Items from a dataset:
++++++++++++++++++++
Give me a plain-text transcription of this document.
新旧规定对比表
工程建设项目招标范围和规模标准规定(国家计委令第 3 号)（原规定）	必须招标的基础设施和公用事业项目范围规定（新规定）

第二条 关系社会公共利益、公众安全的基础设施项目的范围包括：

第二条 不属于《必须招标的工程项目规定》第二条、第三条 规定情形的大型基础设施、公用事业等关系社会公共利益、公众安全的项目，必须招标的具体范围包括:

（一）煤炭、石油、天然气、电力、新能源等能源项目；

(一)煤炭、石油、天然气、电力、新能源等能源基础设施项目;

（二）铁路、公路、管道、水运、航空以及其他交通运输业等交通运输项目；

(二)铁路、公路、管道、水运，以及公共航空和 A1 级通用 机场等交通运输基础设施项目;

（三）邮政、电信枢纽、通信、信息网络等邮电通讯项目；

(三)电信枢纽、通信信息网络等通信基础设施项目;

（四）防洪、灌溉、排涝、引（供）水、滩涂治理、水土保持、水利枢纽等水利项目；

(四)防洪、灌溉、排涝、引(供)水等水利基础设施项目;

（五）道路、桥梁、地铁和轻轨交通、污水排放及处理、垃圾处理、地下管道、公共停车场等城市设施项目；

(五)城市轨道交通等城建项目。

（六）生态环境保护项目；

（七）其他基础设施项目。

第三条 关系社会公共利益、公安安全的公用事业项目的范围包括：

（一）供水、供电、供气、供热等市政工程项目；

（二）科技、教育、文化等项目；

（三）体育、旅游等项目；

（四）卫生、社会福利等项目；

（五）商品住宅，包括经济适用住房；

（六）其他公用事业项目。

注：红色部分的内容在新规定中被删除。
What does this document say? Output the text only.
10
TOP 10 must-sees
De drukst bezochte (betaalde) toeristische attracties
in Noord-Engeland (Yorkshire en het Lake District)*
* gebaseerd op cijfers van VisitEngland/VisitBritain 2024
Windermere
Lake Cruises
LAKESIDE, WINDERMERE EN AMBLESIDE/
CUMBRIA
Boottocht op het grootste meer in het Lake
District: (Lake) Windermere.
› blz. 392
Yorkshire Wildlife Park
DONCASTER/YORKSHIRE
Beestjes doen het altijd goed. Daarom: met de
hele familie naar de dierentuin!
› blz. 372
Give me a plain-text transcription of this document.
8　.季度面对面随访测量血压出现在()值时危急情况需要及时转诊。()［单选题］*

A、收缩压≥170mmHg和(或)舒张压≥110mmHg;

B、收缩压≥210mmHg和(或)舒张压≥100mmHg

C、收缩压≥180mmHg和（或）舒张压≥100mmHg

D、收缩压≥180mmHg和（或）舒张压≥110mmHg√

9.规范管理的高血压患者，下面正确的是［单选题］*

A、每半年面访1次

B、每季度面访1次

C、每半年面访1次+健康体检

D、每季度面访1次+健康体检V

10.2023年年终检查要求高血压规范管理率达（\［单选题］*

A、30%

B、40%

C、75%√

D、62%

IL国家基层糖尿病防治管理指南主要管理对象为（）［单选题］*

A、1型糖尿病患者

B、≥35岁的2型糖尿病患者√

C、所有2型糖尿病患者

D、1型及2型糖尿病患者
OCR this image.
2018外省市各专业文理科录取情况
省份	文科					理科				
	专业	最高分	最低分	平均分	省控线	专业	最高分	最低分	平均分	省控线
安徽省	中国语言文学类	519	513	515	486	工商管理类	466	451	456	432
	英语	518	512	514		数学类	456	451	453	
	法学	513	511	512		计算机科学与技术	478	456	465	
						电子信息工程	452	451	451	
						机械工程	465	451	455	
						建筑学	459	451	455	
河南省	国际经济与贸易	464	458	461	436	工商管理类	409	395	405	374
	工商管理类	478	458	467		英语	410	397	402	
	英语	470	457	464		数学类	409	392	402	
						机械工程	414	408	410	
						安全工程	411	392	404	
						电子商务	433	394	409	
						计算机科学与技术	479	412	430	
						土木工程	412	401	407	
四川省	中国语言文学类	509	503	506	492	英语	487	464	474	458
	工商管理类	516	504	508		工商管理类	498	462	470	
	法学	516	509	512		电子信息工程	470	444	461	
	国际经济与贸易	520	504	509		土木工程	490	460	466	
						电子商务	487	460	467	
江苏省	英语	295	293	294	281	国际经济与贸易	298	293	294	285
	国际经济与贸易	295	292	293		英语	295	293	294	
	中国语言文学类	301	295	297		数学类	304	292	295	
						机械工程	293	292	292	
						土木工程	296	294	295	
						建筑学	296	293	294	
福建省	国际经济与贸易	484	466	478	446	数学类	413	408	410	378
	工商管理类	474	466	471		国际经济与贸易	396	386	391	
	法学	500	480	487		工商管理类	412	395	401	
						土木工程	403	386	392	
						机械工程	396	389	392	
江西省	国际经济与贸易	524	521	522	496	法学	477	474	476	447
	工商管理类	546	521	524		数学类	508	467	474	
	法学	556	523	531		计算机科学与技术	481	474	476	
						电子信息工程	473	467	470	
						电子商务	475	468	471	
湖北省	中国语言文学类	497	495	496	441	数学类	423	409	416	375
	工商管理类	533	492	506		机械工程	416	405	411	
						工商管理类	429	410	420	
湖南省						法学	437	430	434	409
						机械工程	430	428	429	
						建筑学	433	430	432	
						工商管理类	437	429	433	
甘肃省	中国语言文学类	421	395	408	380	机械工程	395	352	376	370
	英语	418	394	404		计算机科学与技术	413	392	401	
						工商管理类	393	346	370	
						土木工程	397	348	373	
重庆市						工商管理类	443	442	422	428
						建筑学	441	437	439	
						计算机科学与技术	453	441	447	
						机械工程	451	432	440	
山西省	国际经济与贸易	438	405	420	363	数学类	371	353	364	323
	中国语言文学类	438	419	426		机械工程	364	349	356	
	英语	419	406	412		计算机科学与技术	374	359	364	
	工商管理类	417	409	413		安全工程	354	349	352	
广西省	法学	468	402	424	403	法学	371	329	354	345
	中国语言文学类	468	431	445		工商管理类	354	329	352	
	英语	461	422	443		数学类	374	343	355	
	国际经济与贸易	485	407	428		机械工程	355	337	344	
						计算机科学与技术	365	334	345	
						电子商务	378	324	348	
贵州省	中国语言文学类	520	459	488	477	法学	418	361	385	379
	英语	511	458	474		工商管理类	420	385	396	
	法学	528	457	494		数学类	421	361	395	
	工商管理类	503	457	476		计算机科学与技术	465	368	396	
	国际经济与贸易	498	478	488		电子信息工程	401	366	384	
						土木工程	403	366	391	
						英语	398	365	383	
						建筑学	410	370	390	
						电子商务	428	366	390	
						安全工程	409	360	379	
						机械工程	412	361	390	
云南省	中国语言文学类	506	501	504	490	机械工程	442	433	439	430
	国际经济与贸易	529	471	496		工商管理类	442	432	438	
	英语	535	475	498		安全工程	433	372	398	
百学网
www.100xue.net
++++++++++++++++++++
Write out the whole listing again. Match it word for word.

ANSWER TO THIS PROBLEM>
Give me a plain-text transcription of this document.
新旧规定对比表
工程建设项目招标范围和规模标准规定(国家计委令第 3 号)（原规定）	必须招标的基础设施和公用事业项目范围规定（新规定）

第二条 关系社会公共利益、公众安全的基础设施项目的范围包括：

第二条 不属于《必须招标的工程项目规定》第二条、第三条 规定情形的大型基础设施、公用事业等关系社会公共利益、公众安全的项目，必须招标的具体范围包括:

（一）煤炭、石油、天然气、电力、新能源等能源项目；

(一)煤炭、石油、天然气、电力、新能源等能源基础设施项目;

（二）铁路、公路、管道、水运、航空以及其他交通运输业等交通运输项目；

(二)铁路、公路、管道、水运，以及公共航空和 A1 级通用 机场等交通运输基础设施项目;

（三）邮政、电信枢纽、通信、信息网络等邮电通讯项目；

(三)电信枢纽、通信信息网络等通信基础设施项目;

（四）防洪、灌溉、排涝、引（供）水、滩涂治理、水土保持、水利枢纽等水利项目；

(四)防洪、灌溉、排涝、引(供)水等水利基础设施项目;

（五）道路、桥梁、地铁和轻轨交通、污水排放及处理、垃圾处理、地下管道、公共停车场等城市设施项目；

(五)城市轨道交通等城建项目。

（六）生态环境保护项目；

（七）其他基础设施项目。

第三条 关系社会公共利益、公安安全的公用事业项目的范围包括：

（一）供水、供电、供气、供热等市政工程项目；

（二）科技、教育、文化等项目；

（三）体育、旅游等项目；

（四）卫生、社会福利等项目；

（五）商品住宅，包括经济适用住房；

（六）其他公用事业项目。

注：红色部分的内容在新规定中被删除。
What does this document say? Output the text only.
10
TOP 10 must-sees
De drukst bezochte (betaalde) toeristische attracties
in Noord-Engeland (Yorkshire en het Lake District)*
* gebaseerd op cijfers van VisitEngland/VisitBritain 2024
Windermere
Lake Cruises
LAKESIDE, WINDERMERE EN AMBLESIDE/
CUMBRIA
Boottocht op het grootste meer in het Lake
District: (Lake) Windermere.
› blz. 392
Yorkshire Wildlife Park
DONCASTER/YORKSHIRE
Beestjes doen het altijd goed. Daarom: met de
hele familie naar de dierentuin!
› blz. 372
Give me a plain-text transcription of this document.
8　.季度面对面随访测量血压出现在()值时危急情况需要及时转诊。()［单选题］*

A、收缩压≥170mmHg和(或)舒张压≥110mmHg;

B、收缩压≥210mmHg和(或)舒张压≥100mmHg

C、收缩压≥180mmHg和（或）舒张压≥100mmHg

D、收缩压≥180mmHg和（或）舒张压≥110mmHg√

9.规范管理的高血压患者，下面正确的是［单选题］*

A、每半年面访1次

B、每季度面访1次

C、每半年面访1次+健康体检

D、每季度面访1次+健康体检V

10.2023年年终检查要求高血压规范管理率达（\［单选题］*

A、30%

B、40%

C、75%√

D、62%

IL国家基层糖尿病防治管理指南主要管理对象为（）［单选题］*

A、1型糖尿病患者

B、≥35岁的2型糖尿病患者√

C、所有2型糖尿病患者

D、1型及2型糖尿病患者
OCR this image.
2018外省市各专业文理科录取情况
省份	文科					理科				
	专业	最高分	最低分	平均分	省控线	专业	最高分	最低分	平均分	省控线
安徽省	中国语言文学类	519	513	515	486	工商管理类	466	451	456	432
	英语	518	512	514		数学类	456	451	453	
	法学	513	511	512		计算机科学与技术	478	456	465	
						电子信息工程	452	451	451	
						机械工程	465	451	455	
						建筑学	459	451	455	
河南省	国际经济与贸易	464	458	461	436	工商管理类	409	395	405	374
	工商管理类	478	458	467		英语	410	397	402	
	英语	470	457	464		数学类	409	392	402	
						机械工程	414	408	410	
						安全工程	411	392	404	
						电子商务	433	394	409	
						计算机科学与技术	479	412	430	
						土木工程	412	401	407	
四川省	中国语言文学类	509	503	506	492	英语	487	464	474	458
	工商管理类	516	504	508		工商管理类	498	462	470	
	法学	516	509	512		电子信息工程	470	444	461	
	国际经济与贸易	520	504	509		土木工程	490	460	466	
						电子商务	487	460	467	
江苏省	英语	295	293	294	281	国际经济与贸易	298	293	294	285
	国际经济与贸易	295	292	293		英语	295	293	294	
	中国语言文学类	301	295	297		数学类	304	292	295	
						机械工程	293	292	292	
						土木工程	296	294	295	
						建筑学	296	293	294	
福建省	国际经济与贸易	484	466	478	446	数学类	413	408	410	378
	工商管理类	474	466	471		国际经济与贸易	396	386	391	
	法学	500	480	487		工商管理类	412	395	401	
						土木工程	403	386	392	
						机械工程	396	389	392	
江西省	国际经济与贸易	524	521	522	496	法学	477	474	476	447
	工商管理类	546	521	524		数学类	508	467	474	
	法学	556	523	531		计算机科学与技术	481	474	476	
						电子信息工程	473	467	470	
						电子商务	475	468	471	
湖北省	中国语言文学类	497	495	496	441	数学类	423	409	416	375
	工商管理类	533	492	506		机械工程	416	405	411	
						工商管理类	429	410	420	
湖南省						法学	437	430	434	409
						机械工程	430	428	429	
						建筑学	433	430	432	
						工商管理类	437	429	433	
甘肃省	中国语言文学类	421	395	408	380	机械工程	395	352	376	370
	英语	418	394	404		计算机科学与技术	413	392	401	
						工商管理类	393	346	370	
						土木工程	397	348	373	
重庆市						工商管理类	443	442	422	428
						建筑学	441	437	439	
						计算机科学与技术	453	441	447	
						机械工程	451	432	440	
山西省	国际经济与贸易	438	405	420	363	数学类	371	353	364	323
	中国语言文学类	438	419	426		机械工程	364	349	356	
	英语	419	406	412		计算机科学与技术	374	359	364	
	工商管理类	417	409	413		安全工程	354	349	352	
广西省	法学	468	402	424	403	法学	371	329	354	345
	中国语言文学类	468	431	445		工商管理类	354	329	352	
	英语	461	422	443		数学类	374	343	355	
	国际经济与贸易	485	407	428		机械工程	355	337	344	
						计算机科学与技术	365	334	345	
						电子商务	378	324	348	
贵州省	中国语言文学类	520	459	488	477	法学	418	361	385	379
	英语	511	458	474		工商管理类	420	385	396	
	法学	528	457	494		数学类	421	361	395	
	工商管理类	503	457	476		计算机科学与技术	465	368	396	
	国际经济与贸易	498	478	488		电子信息工程	401	366	384	
						土木工程	403	366	391	
						英语	398	365	383	
						建筑学	410	370	390	
						电子商务	428	366	390	
						安全工程	409	360	379	
						机械工程	412	361	390	
云南省	中国语言文学类	506	501	504	490	机械工程	442	433	439	430
	国际经济与贸易	529	471	496		工商管理类	442	432	438	
	英语	535	475	498		安全工程	433	372	398	
百学网
www.100xue.net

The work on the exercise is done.